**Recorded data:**
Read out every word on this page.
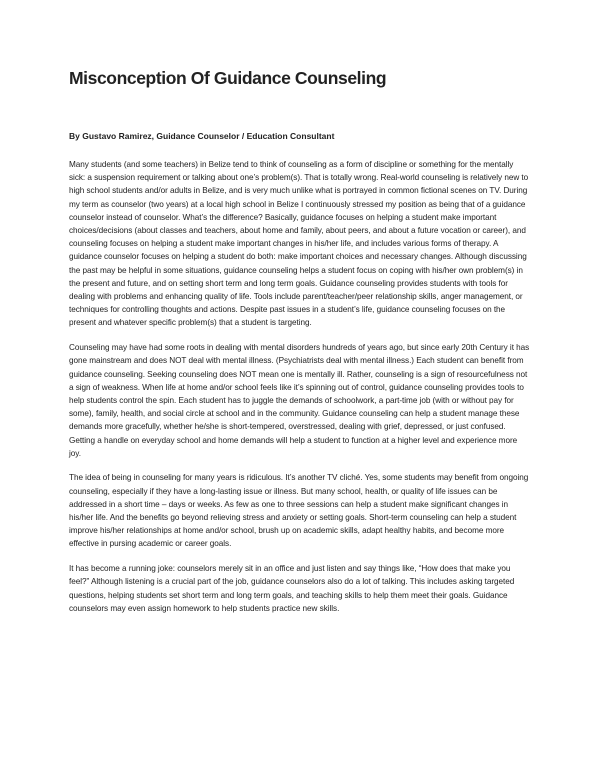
Misconception Of Guidance Counseling
By Gustavo Ramirez, Guidance Counselor / Education Consultant

Many students (and some teachers) in Belize tend to think of counseling as a form of discipline or something for the mentally sick: a suspension requirement or talking about one’s problem(s). That is totally wrong. Real-world counseling is relatively new to high school students and/or adults in Belize, and is very much unlike what is portrayed in common fictional scenes on TV. During my term as counselor (two years) at a local high school in Belize I continuously stressed my position as being that of a guidance counselor instead of counselor. What’s the difference? Basically, guidance focuses on helping a student make important choices/decisions (about classes and teachers, about home and family, about peers, and about a future vocation or career), and counseling focuses on helping a student make important changes in his/her life, and includes various forms of therapy. A guidance counselor focuses on helping a student do both: make important choices and necessary changes. Although discussing the past may be helpful in some situations, guidance counseling helps a student focus on coping with his/her own problem(s) in the present and future, and on setting short term and long term goals. Guidance counseling provides students with tools for dealing with problems and enhancing quality of life. Tools include parent/teacher/peer relationship skills, anger management, or techniques for controlling thoughts and actions. Despite past issues in a student’s life, guidance counseling focuses on the present and whatever specific problem(s) that a student is targeting.

Counseling may have had some roots in dealing with mental disorders hundreds of years ago, but since early 20th Century it has gone mainstream and does NOT deal with mental illness. (Psychiatrists deal with mental illness.) Each student can benefit from guidance counseling. Seeking counseling does NOT mean one is mentally ill. Rather, counseling is a sign of resourcefulness not a sign of weakness. When life at home and/or school feels like it’s spinning out of control, guidance counseling provides tools to help students control the spin. Each student has to juggle the demands of schoolwork, a part-time job (with or without pay for some), family, health, and social circle at school and in the community. Guidance counseling can help a student manage these demands more gracefully, whether he/she is short-tempered, overstressed, dealing with grief, depressed, or just confused. Getting a handle on everyday school and home demands will help a student to function at a higher level and experience more joy.

The idea of being in counseling for many years is ridiculous. It’s another TV cliché. Yes, some students may benefit from ongoing counseling, especially if they have a long-lasting issue or illness. But many school, health, or quality of life issues can be addressed in a short time – days or weeks. As few as one to three sessions can help a student make significant changes in his/her life. And the benefits go beyond relieving stress and anxiety or setting goals. Short-term counseling can help a student improve his/her relationships at home and/or school, brush up on academic skills, adapt healthy habits, and become more effective in pursing academic or career goals.

It has become a running joke: counselors merely sit in an office and just listen and say things like, “How does that make you feel?” Although listening is a crucial part of the job, guidance counselors also do a lot of talking. This includes asking targeted questions, helping students set short term and long term goals, and teaching skills to help them meet their goals. Guidance counselors may even assign homework to help students practice new skills.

**Task requirements:** Replicate the material above verbatim; images stay out of the copy.

**Solved problem:**
Read out every word on this page.
Misconception Of Guidance Counseling
By Gustavo Ramirez, Guidance Counselor / Education Consultant

Many students (and some teachers) in Belize tend to think of counseling as a form of discipline or something for the mentally sick: a suspension requirement or talking about one’s problem(s). That is totally wrong. Real-world counseling is relatively new to high school students and/or adults in Belize, and is very much unlike what is portrayed in common fictional scenes on TV. During my term as counselor (two years) at a local high school in Belize I continuously stressed my position as being that of a guidance counselor instead of counselor. What’s the difference? Basically, guidance focuses on helping a student make important choices/decisions (about classes and teachers, about home and family, about peers, and about a future vocation or career), and counseling focuses on helping a student make important changes in his/her life, and includes various forms of therapy. A guidance counselor focuses on helping a student do both: make important choices and necessary changes. Although discussing the past may be helpful in some situations, guidance counseling helps a student focus on coping with his/her own problem(s) in the present and future, and on setting short term and long term goals. Guidance counseling provides students with tools for dealing with problems and enhancing quality of life. Tools include parent/teacher/peer relationship skills, anger management, or techniques for controlling thoughts and actions. Despite past issues in a student’s life, guidance counseling focuses on the present and whatever specific problem(s) that a student is targeting.

Counseling may have had some roots in dealing with mental disorders hundreds of years ago, but since early 20th Century it has gone mainstream and does NOT deal with mental illness. (Psychiatrists deal with mental illness.) Each student can benefit from guidance counseling. Seeking counseling does NOT mean one is mentally ill. Rather, counseling is a sign of resourcefulness not a sign of weakness. When life at home and/or school feels like it’s spinning out of control, guidance counseling provides tools to help students control the spin. Each student has to juggle the demands of schoolwork, a part-time job (with or without pay for some), family, health, and social circle at school and in the community. Guidance counseling can help a student manage these demands more gracefully, whether he/she is short-tempered, overstressed, dealing with grief, depressed, or just confused. Getting a handle on everyday school and home demands will help a student to function at a higher level and experience more joy.

The idea of being in counseling for many years is ridiculous. It’s another TV cliché. Yes, some students may benefit from ongoing counseling, especially if they have a long-lasting issue or illness. But many school, health, or quality of life issues can be addressed in a short time – days or weeks. As few as one to three sessions can help a student make significant changes in his/her life. And the benefits go beyond relieving stress and anxiety or setting goals. Short-term counseling can help a student improve his/her relationships at home and/or school, brush up on academic skills, adapt healthy habits, and become more effective in pursing academic or career goals.

It has become a running joke: counselors merely sit in an office and just listen and say things like, “How does that make you feel?” Although listening is a crucial part of the job, guidance counselors also do a lot of talking. This includes asking targeted questions, helping students set short term and long term goals, and teaching skills to help them meet their goals. Guidance counselors may even assign homework to help students practice new skills.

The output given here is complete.